▶ **Verilen Problem 1**
Yargıtay kararındaki şu cümleyi İngilizceye çevirin: "Bölge Adliye Mahkemesince verilen hüküm sanık ve müdafii tarafından temyiz edilmekle, temyiz edenlerin sıfatı, başvurularının süresi, kararın niteliği ve temyiz sebeplerine göre incelendi."
▶ **Verilen Problem 2**
Uyuşturucu madde ticaretine ilişkin Yargıtay kararını son cümlesinin ardından devam ettirerek genişletin.

▶ **Alıntı Metin**
——————
Esas No: 2021/297
Karar No: 2022/11016
Karar Tarihi: 01.11.2022
Yargıtay 10. Ceza Dairesi 2021/297 Esas 2022/11016 Karar Sayılı İlamı
10. Ceza Dairesi 2021/297 E. , 2022/11016 K."İçtihat Metni"
Mahkeme : ANKARA Bölge Adliye Mahkemesi 18. Ceza Dairesi
Suç : Uyuşturucu madde ticareti yapma
Hükümler : 1- Mahkûmiyet; Ankara 5. Ağır Ceza Mahkemesinin 18/10/2018 tarihli 2018/321 esas ve 2018/534 sayılı kararı
2- Düzeltilerek istinaf başvurusunun esastan reddi; Ankara Bölge Adliye Mahkemesi 18. Ceza Dairesinin 24/09/2020 tarihli 2019/352 esas ve 2020/579 sayılı kararı
Bölge Adliye Mahkemesince verilen hüküm sanık ve müdafii tarafından temyiz edilmekle, temyiz edenlerin sıfatı, başvurularının süresi, kararın niteliği ve temyiz sebeplerine göre incelendi.
——————
▶ **Verilen Kayıtlar**
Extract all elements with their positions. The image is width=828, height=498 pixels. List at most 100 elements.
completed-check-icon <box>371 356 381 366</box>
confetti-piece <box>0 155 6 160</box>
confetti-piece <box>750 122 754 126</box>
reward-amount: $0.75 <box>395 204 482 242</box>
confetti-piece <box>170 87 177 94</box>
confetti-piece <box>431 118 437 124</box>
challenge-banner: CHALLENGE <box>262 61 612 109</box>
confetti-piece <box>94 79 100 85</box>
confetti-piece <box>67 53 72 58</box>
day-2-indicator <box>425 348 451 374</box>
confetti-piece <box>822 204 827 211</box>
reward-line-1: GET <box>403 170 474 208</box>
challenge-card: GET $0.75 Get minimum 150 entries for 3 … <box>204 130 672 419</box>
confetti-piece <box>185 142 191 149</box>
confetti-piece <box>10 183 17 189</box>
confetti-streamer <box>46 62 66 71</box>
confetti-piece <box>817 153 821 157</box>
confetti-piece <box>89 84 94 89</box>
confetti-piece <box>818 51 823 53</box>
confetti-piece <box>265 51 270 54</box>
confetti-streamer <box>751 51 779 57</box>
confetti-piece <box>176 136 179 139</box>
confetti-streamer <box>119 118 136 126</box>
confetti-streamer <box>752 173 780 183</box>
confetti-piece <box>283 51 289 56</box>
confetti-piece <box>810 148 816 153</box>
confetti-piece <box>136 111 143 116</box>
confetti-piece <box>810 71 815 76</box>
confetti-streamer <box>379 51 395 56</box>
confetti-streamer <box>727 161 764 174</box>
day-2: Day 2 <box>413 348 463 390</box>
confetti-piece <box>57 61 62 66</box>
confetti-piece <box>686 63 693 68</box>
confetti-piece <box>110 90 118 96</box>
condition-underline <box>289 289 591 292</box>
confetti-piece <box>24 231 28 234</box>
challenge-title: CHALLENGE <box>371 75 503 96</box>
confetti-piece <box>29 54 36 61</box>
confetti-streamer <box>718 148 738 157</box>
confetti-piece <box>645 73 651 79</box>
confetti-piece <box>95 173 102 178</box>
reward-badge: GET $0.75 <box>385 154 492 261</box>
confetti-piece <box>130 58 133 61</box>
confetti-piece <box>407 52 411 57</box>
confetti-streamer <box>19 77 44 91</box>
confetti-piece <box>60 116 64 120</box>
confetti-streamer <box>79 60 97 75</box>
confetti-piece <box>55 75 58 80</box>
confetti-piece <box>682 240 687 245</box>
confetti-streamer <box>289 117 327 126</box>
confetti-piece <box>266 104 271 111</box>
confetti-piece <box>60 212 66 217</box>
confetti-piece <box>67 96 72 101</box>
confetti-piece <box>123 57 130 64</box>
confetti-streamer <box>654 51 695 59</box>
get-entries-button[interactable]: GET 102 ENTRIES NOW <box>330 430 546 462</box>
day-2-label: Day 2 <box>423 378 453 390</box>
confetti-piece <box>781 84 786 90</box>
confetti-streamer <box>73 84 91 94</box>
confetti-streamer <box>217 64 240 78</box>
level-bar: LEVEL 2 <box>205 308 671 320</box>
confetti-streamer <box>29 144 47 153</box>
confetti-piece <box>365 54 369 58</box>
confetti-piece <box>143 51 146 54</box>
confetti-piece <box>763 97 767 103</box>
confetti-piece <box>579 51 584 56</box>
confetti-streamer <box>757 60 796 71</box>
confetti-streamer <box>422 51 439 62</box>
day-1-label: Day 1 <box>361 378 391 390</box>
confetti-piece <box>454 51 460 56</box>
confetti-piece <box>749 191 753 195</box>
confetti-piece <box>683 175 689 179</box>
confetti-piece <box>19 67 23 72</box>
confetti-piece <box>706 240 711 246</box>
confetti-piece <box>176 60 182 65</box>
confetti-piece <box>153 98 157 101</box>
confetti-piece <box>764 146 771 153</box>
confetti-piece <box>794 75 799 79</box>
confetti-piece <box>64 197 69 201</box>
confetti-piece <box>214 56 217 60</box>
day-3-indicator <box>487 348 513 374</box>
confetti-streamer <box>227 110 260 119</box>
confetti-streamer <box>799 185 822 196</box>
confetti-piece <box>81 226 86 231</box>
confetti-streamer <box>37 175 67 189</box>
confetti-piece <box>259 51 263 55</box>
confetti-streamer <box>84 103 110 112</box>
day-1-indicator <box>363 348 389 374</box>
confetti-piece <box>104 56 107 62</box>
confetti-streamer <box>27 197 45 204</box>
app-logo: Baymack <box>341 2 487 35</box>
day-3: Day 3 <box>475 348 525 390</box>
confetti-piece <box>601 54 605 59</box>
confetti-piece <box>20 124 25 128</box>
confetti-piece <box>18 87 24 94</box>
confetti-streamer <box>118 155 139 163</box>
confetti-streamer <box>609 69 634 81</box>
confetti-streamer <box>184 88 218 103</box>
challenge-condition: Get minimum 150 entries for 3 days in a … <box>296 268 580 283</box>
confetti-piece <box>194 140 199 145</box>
——————
▶ **Yanıt 1**
As the judgment rendered by the Regional Court of Appeal was appealed by the defendant and defense counsel, it was examined according to the status of the appellants, the timeliness of their applications, the nature of the decision, and the grounds of appeal.

▶ **Yanıt 2**
GEREĞİ GÖRÜŞÜLÜP DÜŞÜNÜLDÜ:
CMK'nın 288. ve 294. maddelerinde yer alan düzenlemeler ile 289. maddesinde sayılan kesin hukuka aykırılık halleri dikkate alınarak, sanık ve müdafiinin dilekçelerinde belirttiği temyiz sebeplerinin hükmün hukuki yönüne ilişkin olduğu değerlendirilerek, anılan sebeplere bağlı olarak yapılan incelemede,
Sanığın 18.04.2018 tarihinde tutuklanıp halen tutuklu olmasına rağmen, ilk derece mahkemesinin gerekçeli karar başlığında tahliye tarihi olarak “09.07.2018" olarak yazılması mahallinde düzeltilmesi mümkün maddi hata olarak değerlendirilmiştir.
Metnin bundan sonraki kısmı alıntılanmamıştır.